* Begin Data shown *

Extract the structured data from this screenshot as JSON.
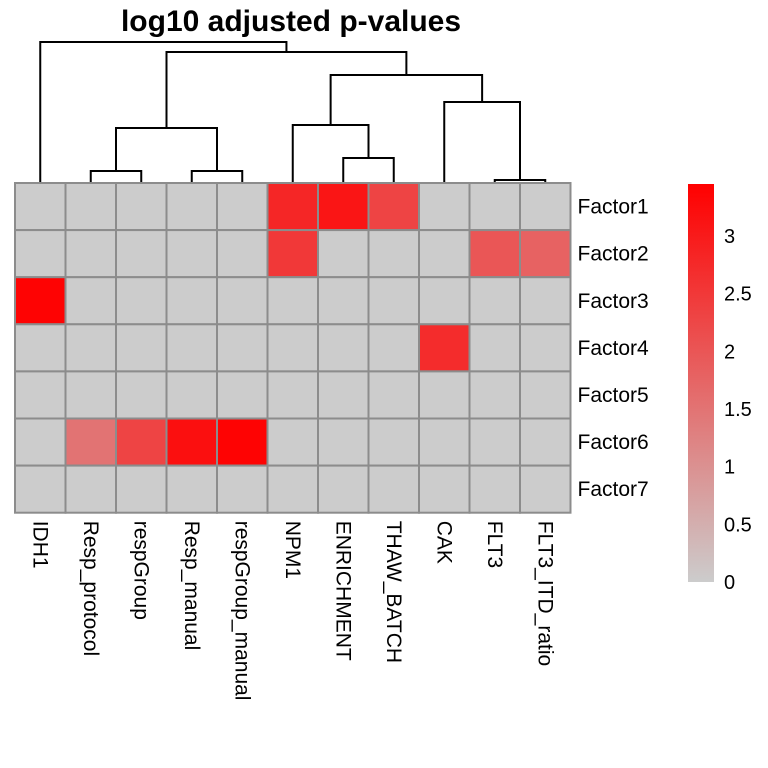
{
  "chart_data": {
    "type": "heatmap",
    "title": "log10 adjusted p-values",
    "columns": [
      "IDH1",
      "Resp_protocol",
      "respGroup",
      "Resp_manual",
      "respGroup_manual",
      "NPM1",
      "ENRICHMENT",
      "THAW_BATCH",
      "CAK",
      "FLT3",
      "FLT3_ITD_ratio"
    ],
    "rows": [
      "Factor1",
      "Factor2",
      "Factor3",
      "Factor4",
      "Factor5",
      "Factor6",
      "Factor7"
    ],
    "values": [
      [
        0,
        0,
        0,
        0,
        0,
        2.8,
        3.1,
        2.3,
        0,
        0,
        0
      ],
      [
        0,
        0,
        0,
        0,
        0,
        2.5,
        0,
        0,
        0,
        2.0,
        1.8
      ],
      [
        3.4,
        0,
        0,
        0,
        0,
        0,
        0,
        0,
        0,
        0,
        0
      ],
      [
        0,
        0,
        0,
        0,
        0,
        0,
        0,
        0,
        2.7,
        0,
        0
      ],
      [
        0,
        0,
        0,
        0,
        0,
        0,
        0,
        0,
        0,
        0,
        0
      ],
      [
        0,
        1.5,
        2.3,
        3.2,
        3.4,
        0,
        0,
        0,
        0,
        0,
        0
      ],
      [
        0,
        0,
        0,
        0,
        0,
        0,
        0,
        0,
        0,
        0,
        0
      ]
    ],
    "color_scale": {
      "min": 0,
      "max": 3.45,
      "low_color": "#cccccc",
      "high_color": "#ff0000",
      "missing_color": "#cccccc",
      "border_color": "#8c8c8c"
    },
    "legend": {
      "position": "right",
      "ticks": [
        0,
        0.5,
        1,
        1.5,
        2,
        2.5,
        3
      ],
      "tick_labels": [
        "0",
        "0.5",
        "1",
        "1.5",
        "2",
        "2.5",
        "3"
      ]
    },
    "column_dendrogram": true
  }
}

* End Data shown *

Aim
Transcribe every entry above exactly. Omit all pictures.

Written solution
Extract the structured data from this screenshot as JSON.
{
  "chart_data": {
    "type": "heatmap",
    "title": "log10 adjusted p-values",
    "columns": [
      "IDH1",
      "Resp_protocol",
      "respGroup",
      "Resp_manual",
      "respGroup_manual",
      "NPM1",
      "ENRICHMENT",
      "THAW_BATCH",
      "CAK",
      "FLT3",
      "FLT3_ITD_ratio"
    ],
    "rows": [
      "Factor1",
      "Factor2",
      "Factor3",
      "Factor4",
      "Factor5",
      "Factor6",
      "Factor7"
    ],
    "values": [
      [
        0,
        0,
        0,
        0,
        0,
        2.8,
        3.1,
        2.3,
        0,
        0,
        0
      ],
      [
        0,
        0,
        0,
        0,
        0,
        2.5,
        0,
        0,
        0,
        2.0,
        1.8
      ],
      [
        3.4,
        0,
        0,
        0,
        0,
        0,
        0,
        0,
        0,
        0,
        0
      ],
      [
        0,
        0,
        0,
        0,
        0,
        0,
        0,
        0,
        2.7,
        0,
        0
      ],
      [
        0,
        0,
        0,
        0,
        0,
        0,
        0,
        0,
        0,
        0,
        0
      ],
      [
        0,
        1.5,
        2.3,
        3.2,
        3.4,
        0,
        0,
        0,
        0,
        0,
        0
      ],
      [
        0,
        0,
        0,
        0,
        0,
        0,
        0,
        0,
        0,
        0,
        0
      ]
    ],
    "color_scale": {
      "min": 0,
      "max": 3.45,
      "low_color": "#cccccc",
      "high_color": "#ff0000",
      "missing_color": "#cccccc",
      "border_color": "#8c8c8c"
    },
    "legend": {
      "position": "right",
      "ticks": [
        0,
        0.5,
        1,
        1.5,
        2,
        2.5,
        3
      ],
      "tick_labels": [
        "0",
        "0.5",
        "1",
        "1.5",
        "2",
        "2.5",
        "3"
      ]
    },
    "column_dendrogram": true
  }
}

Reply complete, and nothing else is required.